Select every line below containing the word "handle".

>>>>>

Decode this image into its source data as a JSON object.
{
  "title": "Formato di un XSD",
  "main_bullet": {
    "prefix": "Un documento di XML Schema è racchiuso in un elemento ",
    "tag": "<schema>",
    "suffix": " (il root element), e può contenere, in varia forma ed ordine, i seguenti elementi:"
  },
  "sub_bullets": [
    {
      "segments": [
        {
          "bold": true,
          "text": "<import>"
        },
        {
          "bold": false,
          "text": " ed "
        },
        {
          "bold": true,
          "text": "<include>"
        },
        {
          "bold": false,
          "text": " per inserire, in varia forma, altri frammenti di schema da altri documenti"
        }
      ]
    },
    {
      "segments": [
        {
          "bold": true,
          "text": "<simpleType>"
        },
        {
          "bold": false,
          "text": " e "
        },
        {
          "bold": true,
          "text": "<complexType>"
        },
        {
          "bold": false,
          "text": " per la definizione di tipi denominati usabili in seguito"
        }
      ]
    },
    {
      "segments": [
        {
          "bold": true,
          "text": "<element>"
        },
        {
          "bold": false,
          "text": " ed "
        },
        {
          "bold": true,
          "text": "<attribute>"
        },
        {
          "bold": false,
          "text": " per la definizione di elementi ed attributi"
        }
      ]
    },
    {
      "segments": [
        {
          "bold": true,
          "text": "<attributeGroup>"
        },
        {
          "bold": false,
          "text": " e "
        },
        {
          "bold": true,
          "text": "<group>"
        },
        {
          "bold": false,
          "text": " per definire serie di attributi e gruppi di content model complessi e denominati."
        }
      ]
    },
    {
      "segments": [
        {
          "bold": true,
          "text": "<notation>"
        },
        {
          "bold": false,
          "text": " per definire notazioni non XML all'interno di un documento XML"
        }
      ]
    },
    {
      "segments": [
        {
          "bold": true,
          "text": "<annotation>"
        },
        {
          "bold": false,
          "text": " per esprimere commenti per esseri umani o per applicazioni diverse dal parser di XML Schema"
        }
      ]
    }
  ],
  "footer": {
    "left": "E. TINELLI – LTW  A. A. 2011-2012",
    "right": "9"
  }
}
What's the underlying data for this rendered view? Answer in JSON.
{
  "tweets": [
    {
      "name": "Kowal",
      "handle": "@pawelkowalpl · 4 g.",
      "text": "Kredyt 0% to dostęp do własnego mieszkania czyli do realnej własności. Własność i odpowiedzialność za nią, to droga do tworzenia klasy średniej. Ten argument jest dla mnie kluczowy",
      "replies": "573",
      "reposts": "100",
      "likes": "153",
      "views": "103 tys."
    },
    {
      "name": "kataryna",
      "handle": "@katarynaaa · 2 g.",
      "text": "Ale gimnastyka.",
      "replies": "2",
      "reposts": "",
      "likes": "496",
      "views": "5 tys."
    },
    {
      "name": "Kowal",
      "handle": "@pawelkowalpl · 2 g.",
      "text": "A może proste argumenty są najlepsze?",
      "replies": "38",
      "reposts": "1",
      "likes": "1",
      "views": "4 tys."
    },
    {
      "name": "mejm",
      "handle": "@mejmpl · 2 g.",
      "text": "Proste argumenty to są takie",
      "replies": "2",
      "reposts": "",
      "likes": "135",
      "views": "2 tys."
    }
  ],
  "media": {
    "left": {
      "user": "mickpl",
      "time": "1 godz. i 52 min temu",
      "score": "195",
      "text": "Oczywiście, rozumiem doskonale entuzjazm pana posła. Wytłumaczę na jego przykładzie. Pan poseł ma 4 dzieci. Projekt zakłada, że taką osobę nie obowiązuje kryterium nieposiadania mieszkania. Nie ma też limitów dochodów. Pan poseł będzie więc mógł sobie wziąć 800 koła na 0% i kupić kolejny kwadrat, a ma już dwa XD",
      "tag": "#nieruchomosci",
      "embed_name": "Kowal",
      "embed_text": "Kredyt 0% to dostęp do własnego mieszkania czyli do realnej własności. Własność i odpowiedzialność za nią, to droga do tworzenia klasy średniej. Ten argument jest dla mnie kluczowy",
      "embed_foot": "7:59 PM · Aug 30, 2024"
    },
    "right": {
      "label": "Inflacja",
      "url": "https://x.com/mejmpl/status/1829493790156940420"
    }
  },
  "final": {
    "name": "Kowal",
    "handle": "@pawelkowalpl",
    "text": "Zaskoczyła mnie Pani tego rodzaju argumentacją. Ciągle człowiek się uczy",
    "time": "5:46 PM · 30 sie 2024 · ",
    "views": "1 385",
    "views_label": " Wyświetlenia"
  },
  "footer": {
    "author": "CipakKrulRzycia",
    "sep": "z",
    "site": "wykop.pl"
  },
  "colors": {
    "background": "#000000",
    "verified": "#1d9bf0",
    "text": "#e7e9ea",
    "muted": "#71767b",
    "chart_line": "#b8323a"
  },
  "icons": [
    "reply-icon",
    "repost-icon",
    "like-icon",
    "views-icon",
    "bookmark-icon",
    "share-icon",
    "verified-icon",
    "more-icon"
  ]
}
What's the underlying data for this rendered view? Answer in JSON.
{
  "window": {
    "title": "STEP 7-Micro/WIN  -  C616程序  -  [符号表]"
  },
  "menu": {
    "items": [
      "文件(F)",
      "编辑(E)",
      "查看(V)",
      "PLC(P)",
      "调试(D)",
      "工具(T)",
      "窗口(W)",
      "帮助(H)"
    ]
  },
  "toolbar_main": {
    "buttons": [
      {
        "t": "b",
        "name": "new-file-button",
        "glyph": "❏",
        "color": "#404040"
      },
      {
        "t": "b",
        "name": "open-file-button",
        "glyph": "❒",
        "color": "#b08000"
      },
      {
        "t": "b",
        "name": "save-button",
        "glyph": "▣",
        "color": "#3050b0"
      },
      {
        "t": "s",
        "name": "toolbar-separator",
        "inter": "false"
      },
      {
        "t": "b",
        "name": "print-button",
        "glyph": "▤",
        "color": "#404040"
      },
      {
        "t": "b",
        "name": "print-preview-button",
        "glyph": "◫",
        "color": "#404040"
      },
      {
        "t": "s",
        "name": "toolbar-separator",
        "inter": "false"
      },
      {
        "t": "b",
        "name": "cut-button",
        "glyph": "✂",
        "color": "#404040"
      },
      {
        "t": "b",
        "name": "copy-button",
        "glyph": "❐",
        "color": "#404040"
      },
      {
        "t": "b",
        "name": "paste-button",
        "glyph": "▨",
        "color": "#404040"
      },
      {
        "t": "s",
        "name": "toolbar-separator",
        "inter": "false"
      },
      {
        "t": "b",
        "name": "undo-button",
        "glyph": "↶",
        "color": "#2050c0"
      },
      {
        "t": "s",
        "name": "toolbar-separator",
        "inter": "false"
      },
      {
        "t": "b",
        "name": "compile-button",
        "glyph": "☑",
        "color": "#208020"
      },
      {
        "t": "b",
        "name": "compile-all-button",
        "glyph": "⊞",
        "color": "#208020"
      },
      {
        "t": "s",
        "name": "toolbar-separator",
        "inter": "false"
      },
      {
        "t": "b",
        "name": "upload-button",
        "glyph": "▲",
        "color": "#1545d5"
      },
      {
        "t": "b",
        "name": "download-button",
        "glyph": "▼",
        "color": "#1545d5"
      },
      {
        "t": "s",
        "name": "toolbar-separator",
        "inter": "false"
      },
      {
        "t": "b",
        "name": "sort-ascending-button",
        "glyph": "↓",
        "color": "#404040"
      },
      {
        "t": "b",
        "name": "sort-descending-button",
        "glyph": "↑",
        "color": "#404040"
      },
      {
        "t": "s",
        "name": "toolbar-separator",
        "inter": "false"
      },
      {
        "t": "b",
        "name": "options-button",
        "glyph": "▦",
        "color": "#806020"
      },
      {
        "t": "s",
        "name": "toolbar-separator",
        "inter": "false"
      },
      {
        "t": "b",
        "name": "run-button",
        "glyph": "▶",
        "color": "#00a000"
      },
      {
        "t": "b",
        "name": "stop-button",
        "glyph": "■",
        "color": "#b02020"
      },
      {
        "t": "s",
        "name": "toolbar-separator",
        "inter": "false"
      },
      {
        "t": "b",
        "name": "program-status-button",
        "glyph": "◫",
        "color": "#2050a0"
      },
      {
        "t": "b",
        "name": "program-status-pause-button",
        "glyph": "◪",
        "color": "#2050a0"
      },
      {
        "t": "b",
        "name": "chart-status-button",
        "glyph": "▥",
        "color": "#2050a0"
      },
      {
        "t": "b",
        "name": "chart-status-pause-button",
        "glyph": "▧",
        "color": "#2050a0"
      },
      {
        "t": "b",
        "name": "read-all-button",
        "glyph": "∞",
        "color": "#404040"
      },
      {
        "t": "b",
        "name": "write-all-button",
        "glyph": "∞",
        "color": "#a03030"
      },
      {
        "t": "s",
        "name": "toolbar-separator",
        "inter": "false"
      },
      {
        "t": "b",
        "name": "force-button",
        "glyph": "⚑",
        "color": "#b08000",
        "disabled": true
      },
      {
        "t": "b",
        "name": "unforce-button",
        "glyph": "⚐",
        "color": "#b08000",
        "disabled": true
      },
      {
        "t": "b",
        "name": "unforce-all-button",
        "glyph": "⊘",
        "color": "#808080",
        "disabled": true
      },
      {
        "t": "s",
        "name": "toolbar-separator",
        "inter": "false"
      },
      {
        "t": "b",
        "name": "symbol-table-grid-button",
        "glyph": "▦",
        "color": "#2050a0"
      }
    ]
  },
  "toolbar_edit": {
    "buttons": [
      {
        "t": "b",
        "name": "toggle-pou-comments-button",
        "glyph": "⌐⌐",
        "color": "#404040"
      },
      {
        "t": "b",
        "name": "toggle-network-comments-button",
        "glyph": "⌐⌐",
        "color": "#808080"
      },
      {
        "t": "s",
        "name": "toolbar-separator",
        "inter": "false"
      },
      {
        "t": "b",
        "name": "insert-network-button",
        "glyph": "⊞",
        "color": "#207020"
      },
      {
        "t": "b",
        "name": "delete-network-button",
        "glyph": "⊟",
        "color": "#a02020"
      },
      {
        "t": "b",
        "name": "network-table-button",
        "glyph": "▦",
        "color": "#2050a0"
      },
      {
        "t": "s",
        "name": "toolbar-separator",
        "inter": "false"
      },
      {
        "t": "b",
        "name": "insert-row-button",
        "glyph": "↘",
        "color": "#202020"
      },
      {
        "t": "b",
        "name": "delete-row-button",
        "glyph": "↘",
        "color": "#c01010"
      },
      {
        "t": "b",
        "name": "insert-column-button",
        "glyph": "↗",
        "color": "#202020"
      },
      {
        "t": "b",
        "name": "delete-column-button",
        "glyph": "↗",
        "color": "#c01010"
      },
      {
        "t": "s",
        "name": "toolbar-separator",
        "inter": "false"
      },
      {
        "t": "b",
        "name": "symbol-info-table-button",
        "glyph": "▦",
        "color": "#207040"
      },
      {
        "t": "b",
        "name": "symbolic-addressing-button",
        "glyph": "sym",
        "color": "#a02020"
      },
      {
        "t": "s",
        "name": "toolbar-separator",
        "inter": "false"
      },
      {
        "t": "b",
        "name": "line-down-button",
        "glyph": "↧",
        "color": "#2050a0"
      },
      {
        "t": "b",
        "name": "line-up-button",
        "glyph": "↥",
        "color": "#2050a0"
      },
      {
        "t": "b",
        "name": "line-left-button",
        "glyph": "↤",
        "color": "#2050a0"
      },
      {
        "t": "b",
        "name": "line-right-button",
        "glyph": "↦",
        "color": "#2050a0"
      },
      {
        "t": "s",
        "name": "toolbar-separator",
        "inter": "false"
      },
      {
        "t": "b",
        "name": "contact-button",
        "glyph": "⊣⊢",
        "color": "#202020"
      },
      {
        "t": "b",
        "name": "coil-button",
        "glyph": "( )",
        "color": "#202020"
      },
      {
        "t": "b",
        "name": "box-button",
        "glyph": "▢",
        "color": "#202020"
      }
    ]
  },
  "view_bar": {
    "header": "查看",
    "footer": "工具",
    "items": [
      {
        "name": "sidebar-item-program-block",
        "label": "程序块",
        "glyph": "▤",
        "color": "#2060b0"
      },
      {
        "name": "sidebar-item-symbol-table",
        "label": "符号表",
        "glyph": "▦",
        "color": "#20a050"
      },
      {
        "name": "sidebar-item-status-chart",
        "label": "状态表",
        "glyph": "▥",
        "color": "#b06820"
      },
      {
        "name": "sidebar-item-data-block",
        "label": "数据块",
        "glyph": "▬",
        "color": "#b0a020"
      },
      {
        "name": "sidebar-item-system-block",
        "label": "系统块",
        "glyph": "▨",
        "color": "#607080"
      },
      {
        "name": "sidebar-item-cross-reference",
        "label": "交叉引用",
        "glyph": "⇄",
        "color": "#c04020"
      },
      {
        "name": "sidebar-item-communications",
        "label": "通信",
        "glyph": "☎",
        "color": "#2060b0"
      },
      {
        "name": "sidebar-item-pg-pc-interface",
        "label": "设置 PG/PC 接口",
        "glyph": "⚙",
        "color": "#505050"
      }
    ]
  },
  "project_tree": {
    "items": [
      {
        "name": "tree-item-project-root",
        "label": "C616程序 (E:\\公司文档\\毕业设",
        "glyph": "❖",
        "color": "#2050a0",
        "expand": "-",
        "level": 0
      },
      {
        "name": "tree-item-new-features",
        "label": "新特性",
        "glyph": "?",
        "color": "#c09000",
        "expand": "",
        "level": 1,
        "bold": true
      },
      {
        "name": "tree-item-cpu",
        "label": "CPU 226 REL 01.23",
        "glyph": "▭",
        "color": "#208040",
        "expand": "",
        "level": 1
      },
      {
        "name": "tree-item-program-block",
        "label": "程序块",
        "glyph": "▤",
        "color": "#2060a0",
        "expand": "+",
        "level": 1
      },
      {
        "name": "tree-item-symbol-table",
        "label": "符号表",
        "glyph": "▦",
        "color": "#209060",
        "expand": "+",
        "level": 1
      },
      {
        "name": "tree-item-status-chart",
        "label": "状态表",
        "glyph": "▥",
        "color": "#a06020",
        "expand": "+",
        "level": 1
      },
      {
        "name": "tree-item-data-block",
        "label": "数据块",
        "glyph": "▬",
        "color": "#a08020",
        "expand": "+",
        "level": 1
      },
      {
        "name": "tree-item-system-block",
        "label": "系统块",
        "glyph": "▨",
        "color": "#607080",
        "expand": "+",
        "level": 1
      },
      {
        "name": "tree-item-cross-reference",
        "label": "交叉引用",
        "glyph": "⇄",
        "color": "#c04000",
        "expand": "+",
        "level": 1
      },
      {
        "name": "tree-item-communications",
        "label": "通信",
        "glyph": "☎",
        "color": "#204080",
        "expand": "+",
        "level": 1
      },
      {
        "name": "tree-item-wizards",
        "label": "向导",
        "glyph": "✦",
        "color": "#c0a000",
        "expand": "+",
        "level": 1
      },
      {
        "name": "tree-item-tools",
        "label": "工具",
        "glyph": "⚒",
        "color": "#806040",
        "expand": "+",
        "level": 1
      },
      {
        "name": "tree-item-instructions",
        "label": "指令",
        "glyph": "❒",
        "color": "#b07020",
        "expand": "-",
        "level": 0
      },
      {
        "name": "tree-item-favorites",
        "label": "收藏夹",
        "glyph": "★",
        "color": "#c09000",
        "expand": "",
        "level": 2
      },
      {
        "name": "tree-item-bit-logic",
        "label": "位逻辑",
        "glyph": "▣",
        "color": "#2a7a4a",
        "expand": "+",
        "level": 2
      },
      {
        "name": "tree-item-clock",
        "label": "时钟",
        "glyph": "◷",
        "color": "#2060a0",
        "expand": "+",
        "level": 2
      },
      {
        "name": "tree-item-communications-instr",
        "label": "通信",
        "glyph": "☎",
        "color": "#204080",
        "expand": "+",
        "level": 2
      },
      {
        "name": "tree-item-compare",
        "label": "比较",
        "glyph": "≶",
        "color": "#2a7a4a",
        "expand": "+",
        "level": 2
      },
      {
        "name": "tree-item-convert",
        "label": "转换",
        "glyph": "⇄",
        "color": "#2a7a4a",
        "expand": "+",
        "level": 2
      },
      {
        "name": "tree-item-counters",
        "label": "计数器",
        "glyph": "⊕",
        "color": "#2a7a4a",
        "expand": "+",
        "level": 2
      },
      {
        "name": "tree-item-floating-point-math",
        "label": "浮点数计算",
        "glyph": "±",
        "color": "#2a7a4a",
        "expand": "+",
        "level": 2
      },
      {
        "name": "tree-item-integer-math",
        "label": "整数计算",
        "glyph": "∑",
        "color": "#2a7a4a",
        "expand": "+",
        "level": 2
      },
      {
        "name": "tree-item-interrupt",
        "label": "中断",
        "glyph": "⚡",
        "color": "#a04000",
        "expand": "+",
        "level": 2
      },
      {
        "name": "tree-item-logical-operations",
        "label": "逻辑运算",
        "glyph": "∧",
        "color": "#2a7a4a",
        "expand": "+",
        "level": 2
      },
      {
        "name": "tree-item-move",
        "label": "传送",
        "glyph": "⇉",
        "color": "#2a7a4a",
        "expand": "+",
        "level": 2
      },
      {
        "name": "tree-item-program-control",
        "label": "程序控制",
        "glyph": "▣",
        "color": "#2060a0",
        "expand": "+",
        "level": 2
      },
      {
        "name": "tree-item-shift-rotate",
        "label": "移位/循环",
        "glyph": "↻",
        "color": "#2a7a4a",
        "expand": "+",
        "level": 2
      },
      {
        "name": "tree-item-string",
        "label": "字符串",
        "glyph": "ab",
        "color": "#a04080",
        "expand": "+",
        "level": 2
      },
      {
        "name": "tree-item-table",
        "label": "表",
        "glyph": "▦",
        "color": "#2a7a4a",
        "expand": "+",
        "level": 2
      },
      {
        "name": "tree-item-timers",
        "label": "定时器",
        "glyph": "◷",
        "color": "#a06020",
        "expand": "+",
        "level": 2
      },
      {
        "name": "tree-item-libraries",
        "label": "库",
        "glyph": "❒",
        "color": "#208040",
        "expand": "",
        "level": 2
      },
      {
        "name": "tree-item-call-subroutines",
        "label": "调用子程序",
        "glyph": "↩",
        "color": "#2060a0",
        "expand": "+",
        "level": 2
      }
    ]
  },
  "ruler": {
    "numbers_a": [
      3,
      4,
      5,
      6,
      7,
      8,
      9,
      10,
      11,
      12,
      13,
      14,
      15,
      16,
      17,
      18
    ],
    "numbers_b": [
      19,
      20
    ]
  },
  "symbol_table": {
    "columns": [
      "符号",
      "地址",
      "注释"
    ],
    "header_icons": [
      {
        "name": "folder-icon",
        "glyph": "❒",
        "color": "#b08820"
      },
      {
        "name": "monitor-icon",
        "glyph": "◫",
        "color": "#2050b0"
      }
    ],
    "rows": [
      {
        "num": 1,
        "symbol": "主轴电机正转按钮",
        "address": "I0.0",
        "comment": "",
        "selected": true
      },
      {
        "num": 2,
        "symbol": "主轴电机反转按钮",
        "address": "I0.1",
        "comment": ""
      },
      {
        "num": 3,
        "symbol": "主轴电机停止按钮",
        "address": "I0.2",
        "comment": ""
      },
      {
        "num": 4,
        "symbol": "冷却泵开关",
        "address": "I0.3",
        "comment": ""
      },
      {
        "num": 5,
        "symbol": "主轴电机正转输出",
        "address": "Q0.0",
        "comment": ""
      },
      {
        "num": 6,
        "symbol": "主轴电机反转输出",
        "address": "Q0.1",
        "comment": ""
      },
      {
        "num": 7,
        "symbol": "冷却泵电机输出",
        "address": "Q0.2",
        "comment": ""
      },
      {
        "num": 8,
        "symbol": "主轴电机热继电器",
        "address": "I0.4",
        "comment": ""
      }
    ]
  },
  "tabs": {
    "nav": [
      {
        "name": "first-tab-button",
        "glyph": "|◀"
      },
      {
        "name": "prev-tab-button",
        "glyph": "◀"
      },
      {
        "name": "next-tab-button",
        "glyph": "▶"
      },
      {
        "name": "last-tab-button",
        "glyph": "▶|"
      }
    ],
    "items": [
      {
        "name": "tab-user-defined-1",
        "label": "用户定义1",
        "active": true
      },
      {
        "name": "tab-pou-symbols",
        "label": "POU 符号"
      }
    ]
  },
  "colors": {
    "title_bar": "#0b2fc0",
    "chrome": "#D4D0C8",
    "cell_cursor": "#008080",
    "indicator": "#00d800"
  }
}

<<<<<

Solution for this task:
      "handle": "@pawelkowalpl · 4 g.",
      "handle": "@katarynaaa · 2 g.",
      "handle": "@pawelkowalpl · 2 g.",
      "handle": "@mejmpl · 2 g.",
    "handle": "@pawelkowalpl",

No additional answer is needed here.